*** SUPPLIED RECORDS ***

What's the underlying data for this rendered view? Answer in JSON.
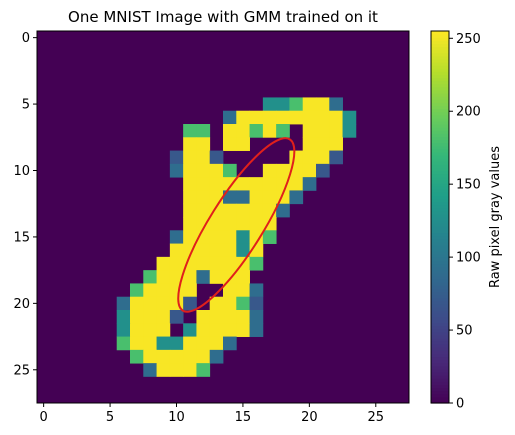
{
  "chart_data": {
    "type": "heatmap",
    "title": "One MNIST Image with GMM trained on it",
    "colorbar_label": "Raw pixel gray values",
    "colormap": "viridis",
    "vmin": 0,
    "vmax": 255,
    "xlim": [
      -0.5,
      27.5
    ],
    "ylim": [
      27.5,
      -0.5
    ],
    "x_ticks": [
      0,
      5,
      10,
      15,
      20,
      25
    ],
    "y_ticks": [
      0,
      5,
      10,
      15,
      20,
      25
    ],
    "colorbar_ticks": [
      0,
      50,
      100,
      150,
      200,
      250
    ],
    "rows": 28,
    "cols": 28,
    "pixels": [
      {
        "row": 5,
        "cells": [
          [
            17,
            128
          ],
          [
            18,
            128
          ],
          [
            19,
            180
          ],
          [
            20,
            253
          ],
          [
            21,
            253
          ],
          [
            22,
            90
          ]
        ]
      },
      {
        "row": 6,
        "cells": [
          [
            14,
            90
          ],
          [
            15,
            253
          ],
          [
            16,
            253
          ],
          [
            17,
            253
          ],
          [
            18,
            253
          ],
          [
            19,
            253
          ],
          [
            20,
            253
          ],
          [
            21,
            253
          ],
          [
            22,
            253
          ],
          [
            23,
            128
          ]
        ]
      },
      {
        "row": 7,
        "cells": [
          [
            11,
            180
          ],
          [
            12,
            180
          ],
          [
            14,
            253
          ],
          [
            15,
            253
          ],
          [
            16,
            180
          ],
          [
            17,
            253
          ],
          [
            18,
            180
          ],
          [
            20,
            253
          ],
          [
            21,
            253
          ],
          [
            22,
            253
          ],
          [
            23,
            128
          ]
        ]
      },
      {
        "row": 8,
        "cells": [
          [
            11,
            253
          ],
          [
            12,
            253
          ],
          [
            14,
            253
          ],
          [
            15,
            253
          ],
          [
            20,
            253
          ],
          [
            21,
            253
          ],
          [
            22,
            253
          ]
        ]
      },
      {
        "row": 9,
        "cells": [
          [
            10,
            70
          ],
          [
            11,
            253
          ],
          [
            12,
            253
          ],
          [
            13,
            70
          ],
          [
            19,
            253
          ],
          [
            20,
            253
          ],
          [
            21,
            253
          ],
          [
            22,
            70
          ]
        ]
      },
      {
        "row": 10,
        "cells": [
          [
            10,
            90
          ],
          [
            11,
            253
          ],
          [
            12,
            253
          ],
          [
            13,
            253
          ],
          [
            14,
            180
          ],
          [
            17,
            253
          ],
          [
            18,
            253
          ],
          [
            19,
            253
          ],
          [
            20,
            253
          ],
          [
            21,
            70
          ]
        ]
      },
      {
        "row": 11,
        "cells": [
          [
            11,
            253
          ],
          [
            12,
            253
          ],
          [
            13,
            253
          ],
          [
            14,
            253
          ],
          [
            15,
            253
          ],
          [
            16,
            253
          ],
          [
            17,
            253
          ],
          [
            18,
            253
          ],
          [
            19,
            253
          ],
          [
            20,
            90
          ]
        ]
      },
      {
        "row": 12,
        "cells": [
          [
            11,
            253
          ],
          [
            12,
            253
          ],
          [
            13,
            253
          ],
          [
            14,
            90
          ],
          [
            15,
            90
          ],
          [
            16,
            253
          ],
          [
            17,
            253
          ],
          [
            18,
            253
          ],
          [
            19,
            90
          ]
        ]
      },
      {
        "row": 13,
        "cells": [
          [
            11,
            253
          ],
          [
            12,
            253
          ],
          [
            13,
            253
          ],
          [
            14,
            253
          ],
          [
            15,
            253
          ],
          [
            16,
            253
          ],
          [
            17,
            253
          ],
          [
            18,
            90
          ]
        ]
      },
      {
        "row": 14,
        "cells": [
          [
            11,
            253
          ],
          [
            12,
            253
          ],
          [
            13,
            253
          ],
          [
            14,
            253
          ],
          [
            15,
            253
          ],
          [
            16,
            253
          ],
          [
            17,
            253
          ]
        ]
      },
      {
        "row": 15,
        "cells": [
          [
            10,
            90
          ],
          [
            11,
            253
          ],
          [
            12,
            253
          ],
          [
            13,
            253
          ],
          [
            14,
            253
          ],
          [
            15,
            128
          ],
          [
            16,
            253
          ],
          [
            17,
            180
          ]
        ]
      },
      {
        "row": 16,
        "cells": [
          [
            10,
            253
          ],
          [
            11,
            253
          ],
          [
            12,
            253
          ],
          [
            13,
            253
          ],
          [
            14,
            253
          ],
          [
            15,
            128
          ],
          [
            16,
            253
          ]
        ]
      },
      {
        "row": 17,
        "cells": [
          [
            9,
            253
          ],
          [
            10,
            253
          ],
          [
            11,
            253
          ],
          [
            12,
            253
          ],
          [
            13,
            253
          ],
          [
            14,
            253
          ],
          [
            15,
            253
          ],
          [
            16,
            180
          ]
        ]
      },
      {
        "row": 18,
        "cells": [
          [
            8,
            180
          ],
          [
            9,
            253
          ],
          [
            10,
            253
          ],
          [
            11,
            253
          ],
          [
            12,
            90
          ],
          [
            13,
            253
          ],
          [
            14,
            253
          ],
          [
            15,
            253
          ]
        ]
      },
      {
        "row": 19,
        "cells": [
          [
            7,
            180
          ],
          [
            8,
            253
          ],
          [
            9,
            253
          ],
          [
            10,
            253
          ],
          [
            11,
            253
          ],
          [
            14,
            253
          ],
          [
            15,
            253
          ],
          [
            16,
            90
          ]
        ]
      },
      {
        "row": 20,
        "cells": [
          [
            6,
            90
          ],
          [
            7,
            253
          ],
          [
            8,
            253
          ],
          [
            9,
            253
          ],
          [
            10,
            253
          ],
          [
            11,
            70
          ],
          [
            13,
            253
          ],
          [
            14,
            253
          ],
          [
            15,
            180
          ],
          [
            16,
            70
          ]
        ]
      },
      {
        "row": 21,
        "cells": [
          [
            6,
            128
          ],
          [
            7,
            253
          ],
          [
            8,
            253
          ],
          [
            9,
            253
          ],
          [
            10,
            70
          ],
          [
            12,
            253
          ],
          [
            13,
            253
          ],
          [
            14,
            253
          ],
          [
            15,
            253
          ],
          [
            16,
            90
          ]
        ]
      },
      {
        "row": 22,
        "cells": [
          [
            6,
            128
          ],
          [
            7,
            253
          ],
          [
            8,
            253
          ],
          [
            9,
            253
          ],
          [
            11,
            128
          ],
          [
            12,
            253
          ],
          [
            13,
            253
          ],
          [
            14,
            253
          ],
          [
            15,
            253
          ],
          [
            16,
            90
          ]
        ]
      },
      {
        "row": 23,
        "cells": [
          [
            6,
            180
          ],
          [
            7,
            253
          ],
          [
            8,
            253
          ],
          [
            9,
            128
          ],
          [
            10,
            128
          ],
          [
            11,
            253
          ],
          [
            12,
            253
          ],
          [
            13,
            253
          ],
          [
            14,
            90
          ]
        ]
      },
      {
        "row": 24,
        "cells": [
          [
            7,
            180
          ],
          [
            8,
            253
          ],
          [
            9,
            253
          ],
          [
            10,
            253
          ],
          [
            11,
            253
          ],
          [
            12,
            253
          ],
          [
            13,
            90
          ]
        ]
      },
      {
        "row": 25,
        "cells": [
          [
            8,
            90
          ],
          [
            9,
            253
          ],
          [
            10,
            253
          ],
          [
            11,
            253
          ],
          [
            12,
            180
          ]
        ]
      }
    ],
    "ellipse": {
      "color": "#e0201b",
      "center_x": 14.5,
      "center_y": 14.1,
      "semi_major": 7.6,
      "semi_minor": 2.0,
      "angle_deg": -58
    }
  }
}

***

**WHAT NEEDS TO BE DONE**
Pictures are to be left out; all else in the entries above is to be quoted exactly.

**SOLUTION TO THIS EXERCISE**
What's the underlying data for this rendered view? Answer in JSON.
{
  "chart_data": {
    "type": "heatmap",
    "title": "One MNIST Image with GMM trained on it",
    "colorbar_label": "Raw pixel gray values",
    "colormap": "viridis",
    "vmin": 0,
    "vmax": 255,
    "xlim": [
      -0.5,
      27.5
    ],
    "ylim": [
      27.5,
      -0.5
    ],
    "x_ticks": [
      0,
      5,
      10,
      15,
      20,
      25
    ],
    "y_ticks": [
      0,
      5,
      10,
      15,
      20,
      25
    ],
    "colorbar_ticks": [
      0,
      50,
      100,
      150,
      200,
      250
    ],
    "rows": 28,
    "cols": 28,
    "pixels": [
      {
        "row": 5,
        "cells": [
          [
            17,
            128
          ],
          [
            18,
            128
          ],
          [
            19,
            180
          ],
          [
            20,
            253
          ],
          [
            21,
            253
          ],
          [
            22,
            90
          ]
        ]
      },
      {
        "row": 6,
        "cells": [
          [
            14,
            90
          ],
          [
            15,
            253
          ],
          [
            16,
            253
          ],
          [
            17,
            253
          ],
          [
            18,
            253
          ],
          [
            19,
            253
          ],
          [
            20,
            253
          ],
          [
            21,
            253
          ],
          [
            22,
            253
          ],
          [
            23,
            128
          ]
        ]
      },
      {
        "row": 7,
        "cells": [
          [
            11,
            180
          ],
          [
            12,
            180
          ],
          [
            14,
            253
          ],
          [
            15,
            253
          ],
          [
            16,
            180
          ],
          [
            17,
            253
          ],
          [
            18,
            180
          ],
          [
            20,
            253
          ],
          [
            21,
            253
          ],
          [
            22,
            253
          ],
          [
            23,
            128
          ]
        ]
      },
      {
        "row": 8,
        "cells": [
          [
            11,
            253
          ],
          [
            12,
            253
          ],
          [
            14,
            253
          ],
          [
            15,
            253
          ],
          [
            20,
            253
          ],
          [
            21,
            253
          ],
          [
            22,
            253
          ]
        ]
      },
      {
        "row": 9,
        "cells": [
          [
            10,
            70
          ],
          [
            11,
            253
          ],
          [
            12,
            253
          ],
          [
            13,
            70
          ],
          [
            19,
            253
          ],
          [
            20,
            253
          ],
          [
            21,
            253
          ],
          [
            22,
            70
          ]
        ]
      },
      {
        "row": 10,
        "cells": [
          [
            10,
            90
          ],
          [
            11,
            253
          ],
          [
            12,
            253
          ],
          [
            13,
            253
          ],
          [
            14,
            180
          ],
          [
            17,
            253
          ],
          [
            18,
            253
          ],
          [
            19,
            253
          ],
          [
            20,
            253
          ],
          [
            21,
            70
          ]
        ]
      },
      {
        "row": 11,
        "cells": [
          [
            11,
            253
          ],
          [
            12,
            253
          ],
          [
            13,
            253
          ],
          [
            14,
            253
          ],
          [
            15,
            253
          ],
          [
            16,
            253
          ],
          [
            17,
            253
          ],
          [
            18,
            253
          ],
          [
            19,
            253
          ],
          [
            20,
            90
          ]
        ]
      },
      {
        "row": 12,
        "cells": [
          [
            11,
            253
          ],
          [
            12,
            253
          ],
          [
            13,
            253
          ],
          [
            14,
            90
          ],
          [
            15,
            90
          ],
          [
            16,
            253
          ],
          [
            17,
            253
          ],
          [
            18,
            253
          ],
          [
            19,
            90
          ]
        ]
      },
      {
        "row": 13,
        "cells": [
          [
            11,
            253
          ],
          [
            12,
            253
          ],
          [
            13,
            253
          ],
          [
            14,
            253
          ],
          [
            15,
            253
          ],
          [
            16,
            253
          ],
          [
            17,
            253
          ],
          [
            18,
            90
          ]
        ]
      },
      {
        "row": 14,
        "cells": [
          [
            11,
            253
          ],
          [
            12,
            253
          ],
          [
            13,
            253
          ],
          [
            14,
            253
          ],
          [
            15,
            253
          ],
          [
            16,
            253
          ],
          [
            17,
            253
          ]
        ]
      },
      {
        "row": 15,
        "cells": [
          [
            10,
            90
          ],
          [
            11,
            253
          ],
          [
            12,
            253
          ],
          [
            13,
            253
          ],
          [
            14,
            253
          ],
          [
            15,
            128
          ],
          [
            16,
            253
          ],
          [
            17,
            180
          ]
        ]
      },
      {
        "row": 16,
        "cells": [
          [
            10,
            253
          ],
          [
            11,
            253
          ],
          [
            12,
            253
          ],
          [
            13,
            253
          ],
          [
            14,
            253
          ],
          [
            15,
            128
          ],
          [
            16,
            253
          ]
        ]
      },
      {
        "row": 17,
        "cells": [
          [
            9,
            253
          ],
          [
            10,
            253
          ],
          [
            11,
            253
          ],
          [
            12,
            253
          ],
          [
            13,
            253
          ],
          [
            14,
            253
          ],
          [
            15,
            253
          ],
          [
            16,
            180
          ]
        ]
      },
      {
        "row": 18,
        "cells": [
          [
            8,
            180
          ],
          [
            9,
            253
          ],
          [
            10,
            253
          ],
          [
            11,
            253
          ],
          [
            12,
            90
          ],
          [
            13,
            253
          ],
          [
            14,
            253
          ],
          [
            15,
            253
          ]
        ]
      },
      {
        "row": 19,
        "cells": [
          [
            7,
            180
          ],
          [
            8,
            253
          ],
          [
            9,
            253
          ],
          [
            10,
            253
          ],
          [
            11,
            253
          ],
          [
            14,
            253
          ],
          [
            15,
            253
          ],
          [
            16,
            90
          ]
        ]
      },
      {
        "row": 20,
        "cells": [
          [
            6,
            90
          ],
          [
            7,
            253
          ],
          [
            8,
            253
          ],
          [
            9,
            253
          ],
          [
            10,
            253
          ],
          [
            11,
            70
          ],
          [
            13,
            253
          ],
          [
            14,
            253
          ],
          [
            15,
            180
          ],
          [
            16,
            70
          ]
        ]
      },
      {
        "row": 21,
        "cells": [
          [
            6,
            128
          ],
          [
            7,
            253
          ],
          [
            8,
            253
          ],
          [
            9,
            253
          ],
          [
            10,
            70
          ],
          [
            12,
            253
          ],
          [
            13,
            253
          ],
          [
            14,
            253
          ],
          [
            15,
            253
          ],
          [
            16,
            90
          ]
        ]
      },
      {
        "row": 22,
        "cells": [
          [
            6,
            128
          ],
          [
            7,
            253
          ],
          [
            8,
            253
          ],
          [
            9,
            253
          ],
          [
            11,
            128
          ],
          [
            12,
            253
          ],
          [
            13,
            253
          ],
          [
            14,
            253
          ],
          [
            15,
            253
          ],
          [
            16,
            90
          ]
        ]
      },
      {
        "row": 23,
        "cells": [
          [
            6,
            180
          ],
          [
            7,
            253
          ],
          [
            8,
            253
          ],
          [
            9,
            128
          ],
          [
            10,
            128
          ],
          [
            11,
            253
          ],
          [
            12,
            253
          ],
          [
            13,
            253
          ],
          [
            14,
            90
          ]
        ]
      },
      {
        "row": 24,
        "cells": [
          [
            7,
            180
          ],
          [
            8,
            253
          ],
          [
            9,
            253
          ],
          [
            10,
            253
          ],
          [
            11,
            253
          ],
          [
            12,
            253
          ],
          [
            13,
            90
          ]
        ]
      },
      {
        "row": 25,
        "cells": [
          [
            8,
            90
          ],
          [
            9,
            253
          ],
          [
            10,
            253
          ],
          [
            11,
            253
          ],
          [
            12,
            180
          ]
        ]
      }
    ],
    "ellipse": {
      "color": "#e0201b",
      "center_x": 14.5,
      "center_y": 14.1,
      "semi_major": 7.6,
      "semi_minor": 2.0,
      "angle_deg": -58
    }
  }
}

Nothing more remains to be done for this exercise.